→ **GIVEN TASK**: Return every record below exactly as written, omitting any pictures.

→ **SOURCE DATA**:
-- START --

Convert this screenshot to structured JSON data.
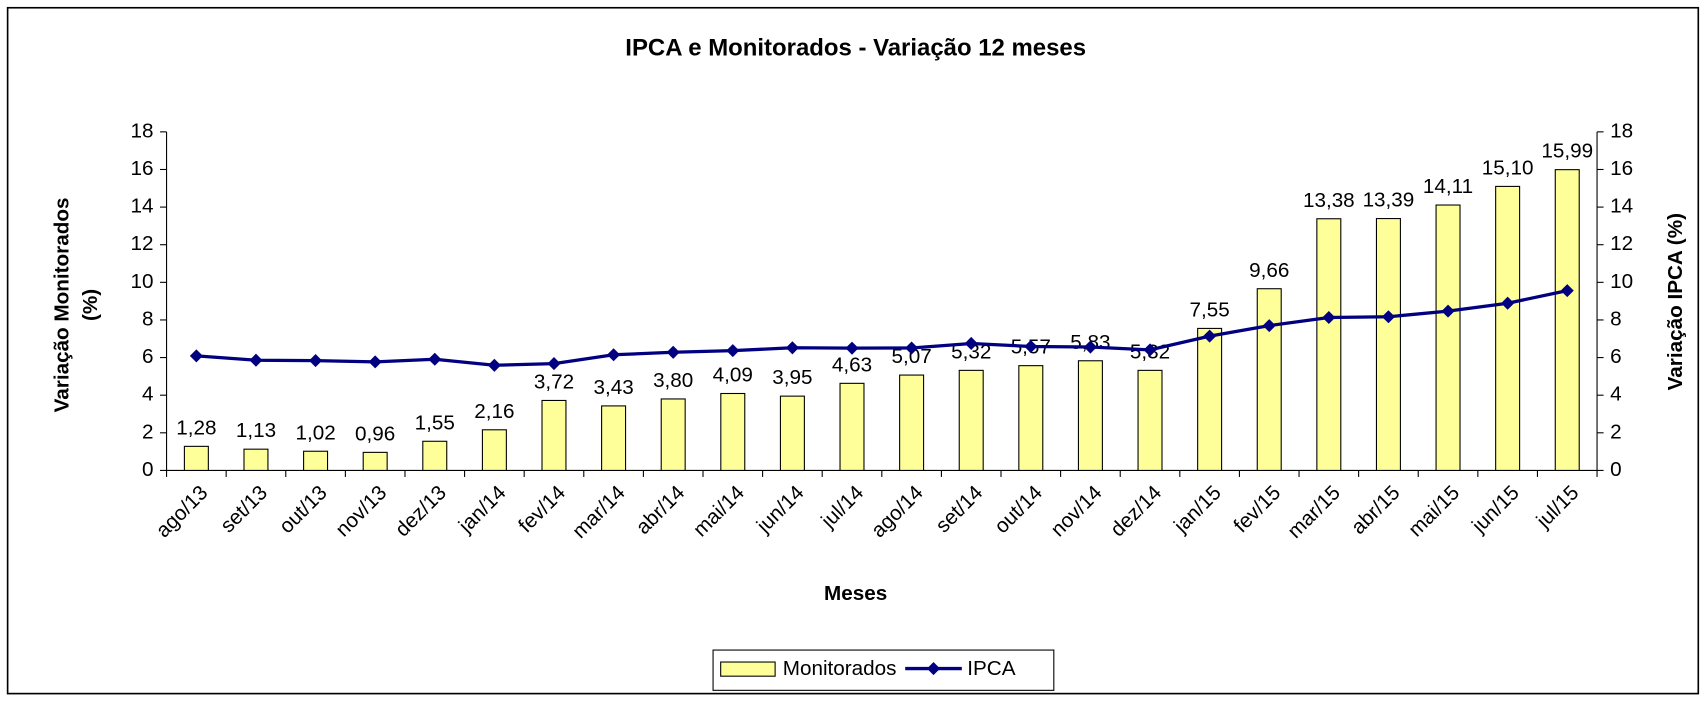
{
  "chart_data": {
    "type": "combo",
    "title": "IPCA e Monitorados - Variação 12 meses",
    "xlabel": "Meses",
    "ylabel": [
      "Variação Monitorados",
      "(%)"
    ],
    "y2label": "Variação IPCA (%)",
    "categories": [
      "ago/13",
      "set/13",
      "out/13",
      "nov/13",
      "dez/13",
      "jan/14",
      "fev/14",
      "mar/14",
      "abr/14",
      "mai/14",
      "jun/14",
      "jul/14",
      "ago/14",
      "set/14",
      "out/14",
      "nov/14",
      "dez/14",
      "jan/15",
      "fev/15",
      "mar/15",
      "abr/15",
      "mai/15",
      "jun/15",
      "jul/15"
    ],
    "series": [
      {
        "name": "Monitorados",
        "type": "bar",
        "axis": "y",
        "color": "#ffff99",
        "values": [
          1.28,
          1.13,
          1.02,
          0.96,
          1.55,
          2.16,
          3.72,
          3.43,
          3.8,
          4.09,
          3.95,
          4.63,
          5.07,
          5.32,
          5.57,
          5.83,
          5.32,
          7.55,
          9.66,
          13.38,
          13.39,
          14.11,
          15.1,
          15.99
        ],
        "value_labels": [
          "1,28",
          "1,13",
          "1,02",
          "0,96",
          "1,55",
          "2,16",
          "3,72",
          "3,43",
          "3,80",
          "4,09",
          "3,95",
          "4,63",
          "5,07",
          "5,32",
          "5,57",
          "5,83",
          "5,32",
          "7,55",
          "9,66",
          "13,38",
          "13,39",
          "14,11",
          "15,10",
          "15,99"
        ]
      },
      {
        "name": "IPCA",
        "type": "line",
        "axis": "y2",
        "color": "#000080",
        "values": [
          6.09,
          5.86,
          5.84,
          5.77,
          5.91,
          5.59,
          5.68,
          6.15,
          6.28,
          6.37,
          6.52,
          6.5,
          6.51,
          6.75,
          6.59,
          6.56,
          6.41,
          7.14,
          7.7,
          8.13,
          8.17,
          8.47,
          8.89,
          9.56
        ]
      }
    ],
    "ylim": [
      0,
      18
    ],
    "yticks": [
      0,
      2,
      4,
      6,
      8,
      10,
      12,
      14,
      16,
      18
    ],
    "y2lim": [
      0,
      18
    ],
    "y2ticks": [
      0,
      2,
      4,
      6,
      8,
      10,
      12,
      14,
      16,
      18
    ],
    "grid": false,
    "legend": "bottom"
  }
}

-- END --

→ **RESULT BELOW**:
Convert this screenshot to structured JSON data.
{
  "chart_data": {
    "type": "combo",
    "title": "IPCA e Monitorados - Variação 12 meses",
    "xlabel": "Meses",
    "ylabel": [
      "Variação Monitorados",
      "(%)"
    ],
    "y2label": "Variação IPCA (%)",
    "categories": [
      "ago/13",
      "set/13",
      "out/13",
      "nov/13",
      "dez/13",
      "jan/14",
      "fev/14",
      "mar/14",
      "abr/14",
      "mai/14",
      "jun/14",
      "jul/14",
      "ago/14",
      "set/14",
      "out/14",
      "nov/14",
      "dez/14",
      "jan/15",
      "fev/15",
      "mar/15",
      "abr/15",
      "mai/15",
      "jun/15",
      "jul/15"
    ],
    "series": [
      {
        "name": "Monitorados",
        "type": "bar",
        "axis": "y",
        "color": "#ffff99",
        "values": [
          1.28,
          1.13,
          1.02,
          0.96,
          1.55,
          2.16,
          3.72,
          3.43,
          3.8,
          4.09,
          3.95,
          4.63,
          5.07,
          5.32,
          5.57,
          5.83,
          5.32,
          7.55,
          9.66,
          13.38,
          13.39,
          14.11,
          15.1,
          15.99
        ],
        "value_labels": [
          "1,28",
          "1,13",
          "1,02",
          "0,96",
          "1,55",
          "2,16",
          "3,72",
          "3,43",
          "3,80",
          "4,09",
          "3,95",
          "4,63",
          "5,07",
          "5,32",
          "5,57",
          "5,83",
          "5,32",
          "7,55",
          "9,66",
          "13,38",
          "13,39",
          "14,11",
          "15,10",
          "15,99"
        ]
      },
      {
        "name": "IPCA",
        "type": "line",
        "axis": "y2",
        "color": "#000080",
        "values": [
          6.09,
          5.86,
          5.84,
          5.77,
          5.91,
          5.59,
          5.68,
          6.15,
          6.28,
          6.37,
          6.52,
          6.5,
          6.51,
          6.75,
          6.59,
          6.56,
          6.41,
          7.14,
          7.7,
          8.13,
          8.17,
          8.47,
          8.89,
          9.56
        ]
      }
    ],
    "ylim": [
      0,
      18
    ],
    "yticks": [
      0,
      2,
      4,
      6,
      8,
      10,
      12,
      14,
      16,
      18
    ],
    "y2lim": [
      0,
      18
    ],
    "y2ticks": [
      0,
      2,
      4,
      6,
      8,
      10,
      12,
      14,
      16,
      18
    ],
    "grid": false,
    "legend": "bottom"
  }
}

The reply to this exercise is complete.